━━━ Material for this exercise

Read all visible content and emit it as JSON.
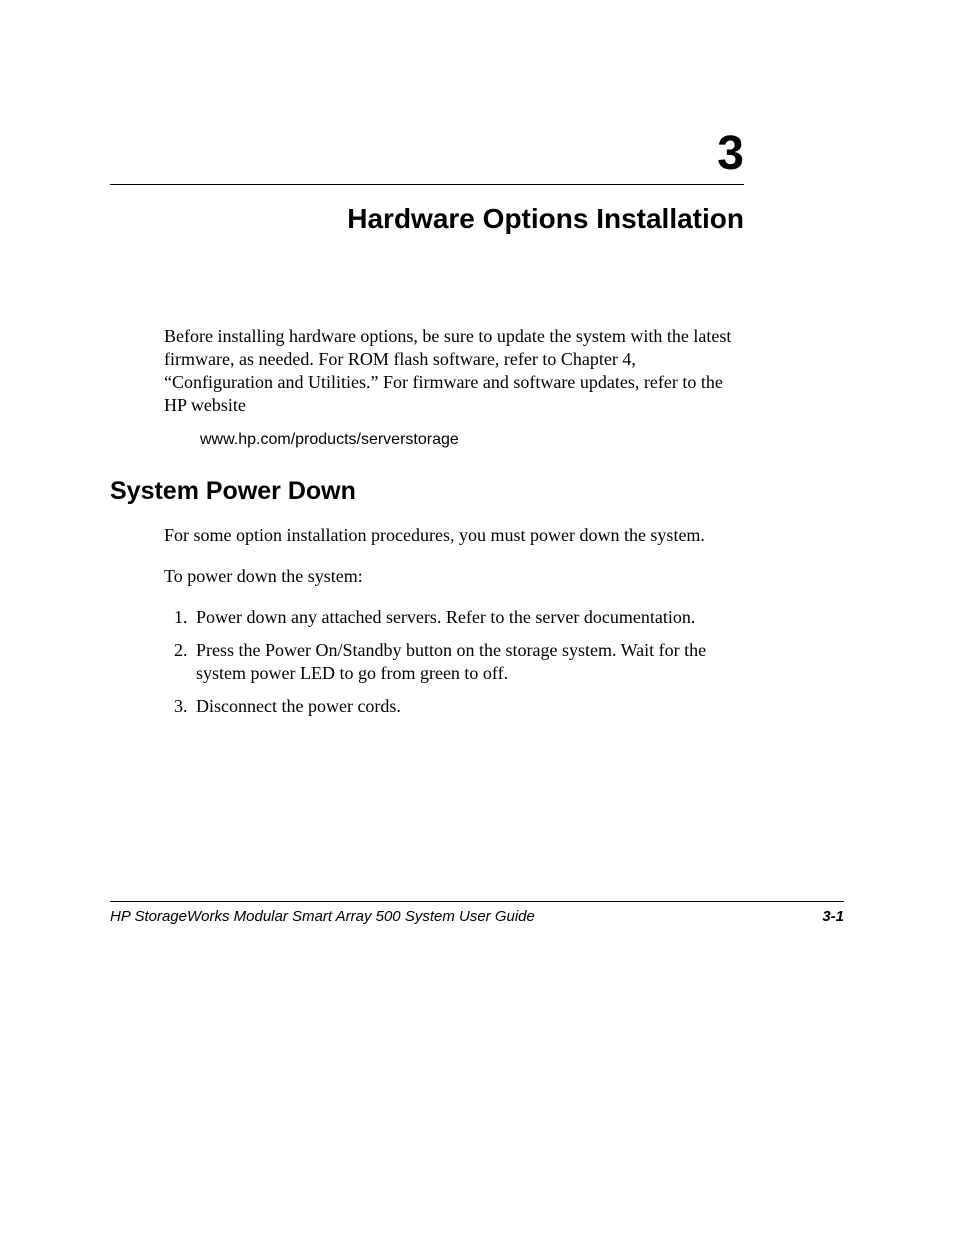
{
  "chapter": {
    "number": "3",
    "title": "Hardware Options Installation"
  },
  "intro": {
    "paragraph": "Before installing hardware options, be sure to update the system with the latest firmware, as needed. For ROM flash software, refer to Chapter 4, “Configuration and Utilities.” For firmware and software updates, refer to the HP website",
    "url": "www.hp.com/products/serverstorage"
  },
  "section": {
    "heading": "System Power Down",
    "para1": "For some option installation procedures, you must power down the system.",
    "para2": "To power down the system:",
    "steps": [
      "Power down any attached servers. Refer to the server documentation.",
      "Press the Power On/Standby button on the storage system. Wait for the system power LED to go from green to off.",
      "Disconnect the power cords."
    ]
  },
  "footer": {
    "left": "HP StorageWorks Modular Smart Array 500 System User Guide",
    "right": "3-1"
  }
}
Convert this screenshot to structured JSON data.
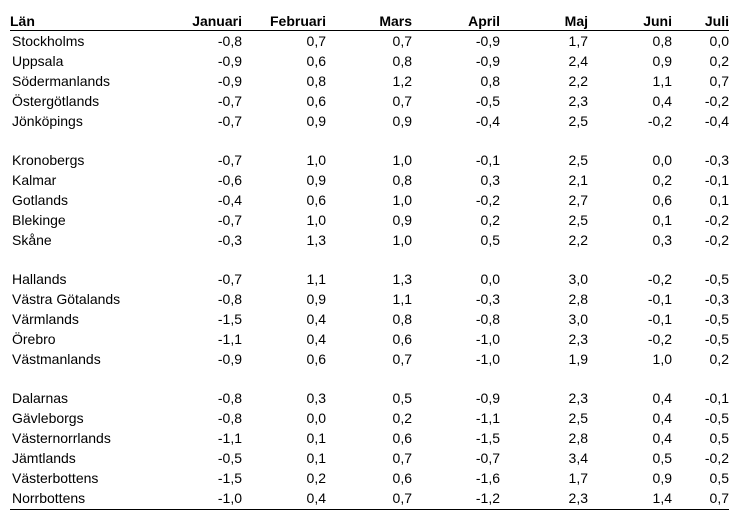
{
  "table": {
    "headers": [
      "Län",
      "Januari",
      "Februari",
      "Mars",
      "April",
      "Maj",
      "Juni",
      "Juli"
    ],
    "groups": [
      [
        {
          "name": "Stockholms",
          "values": [
            "-0,8",
            "0,7",
            "0,7",
            "-0,9",
            "1,7",
            "0,8",
            "0,0"
          ]
        },
        {
          "name": "Uppsala",
          "values": [
            "-0,9",
            "0,6",
            "0,8",
            "-0,9",
            "2,4",
            "0,9",
            "0,2"
          ]
        },
        {
          "name": "Södermanlands",
          "values": [
            "-0,9",
            "0,8",
            "1,2",
            "0,8",
            "2,2",
            "1,1",
            "0,7"
          ]
        },
        {
          "name": "Östergötlands",
          "values": [
            "-0,7",
            "0,6",
            "0,7",
            "-0,5",
            "2,3",
            "0,4",
            "-0,2"
          ]
        },
        {
          "name": "Jönköpings",
          "values": [
            "-0,7",
            "0,9",
            "0,9",
            "-0,4",
            "2,5",
            "-0,2",
            "-0,4"
          ]
        }
      ],
      [
        {
          "name": "Kronobergs",
          "values": [
            "-0,7",
            "1,0",
            "1,0",
            "-0,1",
            "2,5",
            "0,0",
            "-0,3"
          ]
        },
        {
          "name": "Kalmar",
          "values": [
            "-0,6",
            "0,9",
            "0,8",
            "0,3",
            "2,1",
            "0,2",
            "-0,1"
          ]
        },
        {
          "name": "Gotlands",
          "values": [
            "-0,4",
            "0,6",
            "1,0",
            "-0,2",
            "2,7",
            "0,6",
            "0,1"
          ]
        },
        {
          "name": "Blekinge",
          "values": [
            "-0,7",
            "1,0",
            "0,9",
            "0,2",
            "2,5",
            "0,1",
            "-0,2"
          ]
        },
        {
          "name": "Skåne",
          "values": [
            "-0,3",
            "1,3",
            "1,0",
            "0,5",
            "2,2",
            "0,3",
            "-0,2"
          ]
        }
      ],
      [
        {
          "name": "Hallands",
          "values": [
            "-0,7",
            "1,1",
            "1,3",
            "0,0",
            "3,0",
            "-0,2",
            "-0,5"
          ]
        },
        {
          "name": "Västra Götalands",
          "values": [
            "-0,8",
            "0,9",
            "1,1",
            "-0,3",
            "2,8",
            "-0,1",
            "-0,3"
          ]
        },
        {
          "name": "Värmlands",
          "values": [
            "-1,5",
            "0,4",
            "0,8",
            "-0,8",
            "3,0",
            "-0,1",
            "-0,5"
          ]
        },
        {
          "name": "Örebro",
          "values": [
            "-1,1",
            "0,4",
            "0,6",
            "-1,0",
            "2,3",
            "-0,2",
            "-0,5"
          ]
        },
        {
          "name": "Västmanlands",
          "values": [
            "-0,9",
            "0,6",
            "0,7",
            "-1,0",
            "1,9",
            "1,0",
            "0,2"
          ]
        }
      ],
      [
        {
          "name": "Dalarnas",
          "values": [
            "-0,8",
            "0,3",
            "0,5",
            "-0,9",
            "2,3",
            "0,4",
            "-0,1"
          ]
        },
        {
          "name": "Gävleborgs",
          "values": [
            "-0,8",
            "0,0",
            "0,2",
            "-1,1",
            "2,5",
            "0,4",
            "-0,5"
          ]
        },
        {
          "name": "Västernorrlands",
          "values": [
            "-1,1",
            "0,1",
            "0,6",
            "-1,5",
            "2,8",
            "0,4",
            "0,5"
          ]
        },
        {
          "name": "Jämtlands",
          "values": [
            "-0,5",
            "0,1",
            "0,7",
            "-0,7",
            "3,4",
            "0,5",
            "-0,2"
          ]
        },
        {
          "name": "Västerbottens",
          "values": [
            "-1,5",
            "0,2",
            "0,6",
            "-1,6",
            "1,7",
            "0,9",
            "0,5"
          ]
        },
        {
          "name": "Norrbottens",
          "values": [
            "-1,0",
            "0,4",
            "0,7",
            "-1,2",
            "2,3",
            "1,4",
            "0,7"
          ]
        }
      ]
    ]
  }
}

━━━━━━

Write out the whole listing exactly, and drop the pictures.

### Reply:
Read all visible content and emit it as JSON.
{
  "chapter": {
    "number": "3",
    "title": "Hardware Options Installation"
  },
  "intro": {
    "paragraph": "Before installing hardware options, be sure to update the system with the latest firmware, as needed. For ROM flash software, refer to Chapter 4, “Configuration and Utilities.” For firmware and software updates, refer to the HP website",
    "url": "www.hp.com/products/serverstorage"
  },
  "section": {
    "heading": "System Power Down",
    "para1": "For some option installation procedures, you must power down the system.",
    "para2": "To power down the system:",
    "steps": [
      "Power down any attached servers. Refer to the server documentation.",
      "Press the Power On/Standby button on the storage system. Wait for the system power LED to go from green to off.",
      "Disconnect the power cords."
    ]
  },
  "footer": {
    "left": "HP StorageWorks Modular Smart Array 500 System User Guide",
    "right": "3-1"
  }
}
Convert this screenshot to structured JSON data.
{
  "table": {
    "headers": [
      "Län",
      "Januari",
      "Februari",
      "Mars",
      "April",
      "Maj",
      "Juni",
      "Juli"
    ],
    "groups": [
      [
        {
          "name": "Stockholms",
          "values": [
            "-0,8",
            "0,7",
            "0,7",
            "-0,9",
            "1,7",
            "0,8",
            "0,0"
          ]
        },
        {
          "name": "Uppsala",
          "values": [
            "-0,9",
            "0,6",
            "0,8",
            "-0,9",
            "2,4",
            "0,9",
            "0,2"
          ]
        },
        {
          "name": "Södermanlands",
          "values": [
            "-0,9",
            "0,8",
            "1,2",
            "0,8",
            "2,2",
            "1,1",
            "0,7"
          ]
        },
        {
          "name": "Östergötlands",
          "values": [
            "-0,7",
            "0,6",
            "0,7",
            "-0,5",
            "2,3",
            "0,4",
            "-0,2"
          ]
        },
        {
          "name": "Jönköpings",
          "values": [
            "-0,7",
            "0,9",
            "0,9",
            "-0,4",
            "2,5",
            "-0,2",
            "-0,4"
          ]
        }
      ],
      [
        {
          "name": "Kronobergs",
          "values": [
            "-0,7",
            "1,0",
            "1,0",
            "-0,1",
            "2,5",
            "0,0",
            "-0,3"
          ]
        },
        {
          "name": "Kalmar",
          "values": [
            "-0,6",
            "0,9",
            "0,8",
            "0,3",
            "2,1",
            "0,2",
            "-0,1"
          ]
        },
        {
          "name": "Gotlands",
          "values": [
            "-0,4",
            "0,6",
            "1,0",
            "-0,2",
            "2,7",
            "0,6",
            "0,1"
          ]
        },
        {
          "name": "Blekinge",
          "values": [
            "-0,7",
            "1,0",
            "0,9",
            "0,2",
            "2,5",
            "0,1",
            "-0,2"
          ]
        },
        {
          "name": "Skåne",
          "values": [
            "-0,3",
            "1,3",
            "1,0",
            "0,5",
            "2,2",
            "0,3",
            "-0,2"
          ]
        }
      ],
      [
        {
          "name": "Hallands",
          "values": [
            "-0,7",
            "1,1",
            "1,3",
            "0,0",
            "3,0",
            "-0,2",
            "-0,5"
          ]
        },
        {
          "name": "Västra Götalands",
          "values": [
            "-0,8",
            "0,9",
            "1,1",
            "-0,3",
            "2,8",
            "-0,1",
            "-0,3"
          ]
        },
        {
          "name": "Värmlands",
          "values": [
            "-1,5",
            "0,4",
            "0,8",
            "-0,8",
            "3,0",
            "-0,1",
            "-0,5"
          ]
        },
        {
          "name": "Örebro",
          "values": [
            "-1,1",
            "0,4",
            "0,6",
            "-1,0",
            "2,3",
            "-0,2",
            "-0,5"
          ]
        },
        {
          "name": "Västmanlands",
          "values": [
            "-0,9",
            "0,6",
            "0,7",
            "-1,0",
            "1,9",
            "1,0",
            "0,2"
          ]
        }
      ],
      [
        {
          "name": "Dalarnas",
          "values": [
            "-0,8",
            "0,3",
            "0,5",
            "-0,9",
            "2,3",
            "0,4",
            "-0,1"
          ]
        },
        {
          "name": "Gävleborgs",
          "values": [
            "-0,8",
            "0,0",
            "0,2",
            "-1,1",
            "2,5",
            "0,4",
            "-0,5"
          ]
        },
        {
          "name": "Västernorrlands",
          "values": [
            "-1,1",
            "0,1",
            "0,6",
            "-1,5",
            "2,8",
            "0,4",
            "0,5"
          ]
        },
        {
          "name": "Jämtlands",
          "values": [
            "-0,5",
            "0,1",
            "0,7",
            "-0,7",
            "3,4",
            "0,5",
            "-0,2"
          ]
        },
        {
          "name": "Västerbottens",
          "values": [
            "-1,5",
            "0,2",
            "0,6",
            "-1,6",
            "1,7",
            "0,9",
            "0,5"
          ]
        },
        {
          "name": "Norrbottens",
          "values": [
            "-1,0",
            "0,4",
            "0,7",
            "-1,2",
            "2,3",
            "1,4",
            "0,7"
          ]
        }
      ]
    ]
  }
}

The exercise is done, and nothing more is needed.